TASK TO COMPLETE
In the records below, work out how many lines hold the word "Mobile". Report the number alone.

[Excerpts from a figure dataset]
■ ■ ■ ■

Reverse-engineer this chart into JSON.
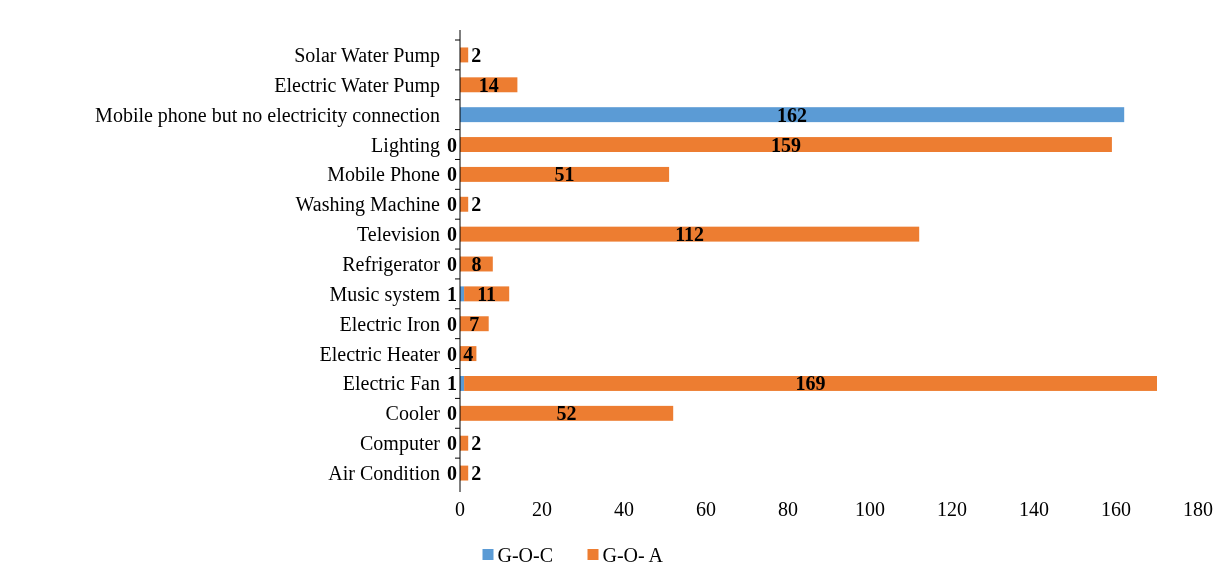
{
  "chart_data": {
    "type": "bar",
    "orientation": "horizontal",
    "stacked": true,
    "data_labels": true,
    "legend": "bottom",
    "grid": false,
    "categories": [
      "Solar Water Pump",
      "Electric Water Pump",
      "Mobile phone but no electricity connection",
      "Lighting",
      "Mobile Phone",
      "Washing Machine",
      "Television",
      "Refrigerator",
      "Music system",
      "Electric Iron",
      "Electric Heater",
      "Electric Fan",
      "Cooler",
      "Computer",
      "Air Condition"
    ],
    "series": [
      {
        "name": "G-O-C",
        "color": "#5b9bd5",
        "values": [
          null,
          null,
          162,
          0,
          0,
          0,
          0,
          0,
          1,
          0,
          0,
          1,
          0,
          0,
          0
        ]
      },
      {
        "name": "G-O- A",
        "color": "#ed7d31",
        "values": [
          2,
          14,
          null,
          159,
          51,
          2,
          112,
          8,
          11,
          7,
          4,
          169,
          52,
          2,
          2
        ]
      }
    ],
    "xlim": [
      0,
      180
    ],
    "xticks": [
      0,
      20,
      40,
      60,
      80,
      100,
      120,
      140,
      160,
      180
    ]
  }
}
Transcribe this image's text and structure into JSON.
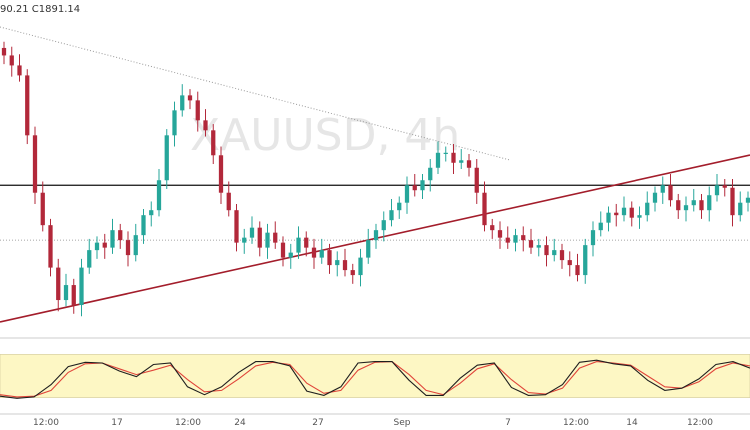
{
  "header": {
    "ohlc_text": "90.21  C1891.14"
  },
  "watermark": {
    "symbol": "XAUUSD, 4h"
  },
  "colors": {
    "up": "#26a69a",
    "down": "#b2283a",
    "line_red": "#a31d2b",
    "stoch_k": "#1f1f1f",
    "stoch_d": "#e0453a",
    "band_fill": "#fdf7c4"
  },
  "chart_data": [
    {
      "type": "candlestick",
      "title": "",
      "xlabel": "",
      "ylabel": "",
      "ylim": [
        1880,
        2005
      ],
      "grid": false,
      "x_ticks": [
        "12:00",
        "17",
        "12:00",
        "24",
        "27",
        "Sep",
        "7",
        "12:00",
        "14",
        "12:00"
      ],
      "close": [
        1990,
        1986,
        1982,
        1958,
        1935,
        1922,
        1905,
        1892,
        1898,
        1890,
        1905,
        1912,
        1915,
        1913,
        1920,
        1916,
        1910,
        1918,
        1926,
        1928,
        1940,
        1958,
        1968,
        1974,
        1972,
        1964,
        1960,
        1950,
        1935,
        1928,
        1915,
        1917,
        1921,
        1913,
        1919,
        1915,
        1909,
        1911,
        1917,
        1913,
        1909,
        1912,
        1906,
        1908,
        1904,
        1902,
        1909,
        1916,
        1920,
        1924,
        1928,
        1931,
        1938,
        1936,
        1940,
        1945,
        1951,
        1951,
        1947,
        1948,
        1945,
        1935,
        1922,
        1920,
        1917,
        1915,
        1918,
        1916,
        1913,
        1914,
        1910,
        1912,
        1908,
        1906,
        1902,
        1914,
        1920,
        1923,
        1927,
        1926,
        1929,
        1925,
        1926,
        1931,
        1935,
        1938,
        1932,
        1928,
        1930,
        1932,
        1928,
        1934,
        1938,
        1937,
        1926,
        1931,
        1933
      ],
      "stochastic": {
        "k": [
          22,
          19,
          21,
          38,
          63,
          69,
          68,
          57,
          49,
          66,
          68,
          35,
          24,
          35,
          55,
          70,
          70,
          64,
          29,
          23,
          35,
          68,
          70,
          70,
          44,
          23,
          23,
          47,
          65,
          68,
          34,
          23,
          24,
          38,
          69,
          72,
          67,
          64,
          44,
          30,
          33,
          46,
          66,
          70,
          61
        ],
        "d": [
          24,
          21,
          22,
          30,
          55,
          67,
          68,
          60,
          52,
          58,
          65,
          45,
          28,
          30,
          46,
          64,
          69,
          66,
          40,
          26,
          30,
          58,
          69,
          70,
          52,
          30,
          24,
          40,
          60,
          67,
          45,
          27,
          25,
          33,
          61,
          70,
          68,
          65,
          50,
          35,
          33,
          42,
          60,
          68,
          64
        ],
        "band": [
          20,
          80
        ]
      },
      "levels": {
        "resistance": 1938,
        "support": 1916
      }
    }
  ]
}
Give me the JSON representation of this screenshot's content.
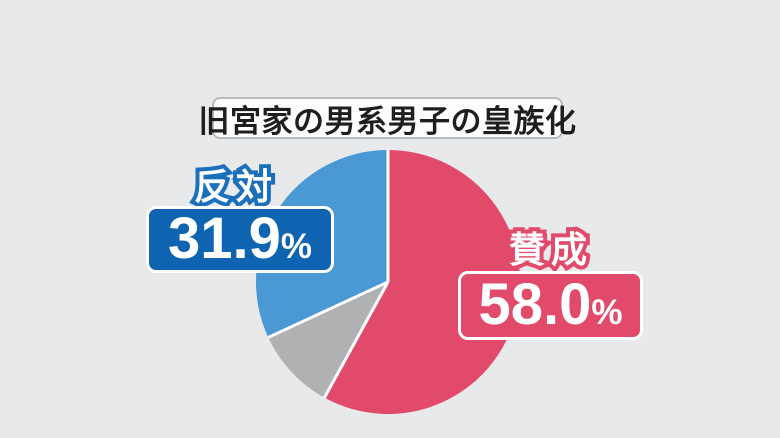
{
  "page": {
    "background_color": "#e8e9eb"
  },
  "title": {
    "text": "旧宮家の男系男子の皇族化"
  },
  "chart_data": {
    "type": "pie",
    "title": "旧宮家の男系男子の皇族化",
    "start_angle_deg": 0,
    "direction": "clockwise",
    "slices": [
      {
        "label": "賛成",
        "value": 58.0,
        "color": "#e24a6c"
      },
      {
        "label": "",
        "value": 10.1,
        "color": "#b0b1b3"
      },
      {
        "label": "反対",
        "value": 31.9,
        "color": "#4a99d5"
      }
    ],
    "separator_color": "#ffffff",
    "legend": "none"
  },
  "callouts": {
    "agree": {
      "label": "賛成",
      "value": "58.0",
      "unit": "%",
      "box_color": "#e24a6c",
      "outline_color": "#e24a6c"
    },
    "oppose": {
      "label": "反対",
      "value": "31.9",
      "unit": "%",
      "box_color": "#0e64b0",
      "outline_color": "#1b6fbb"
    }
  }
}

■ ■ ■ ■

OUTPUT FOR THIS TASK
2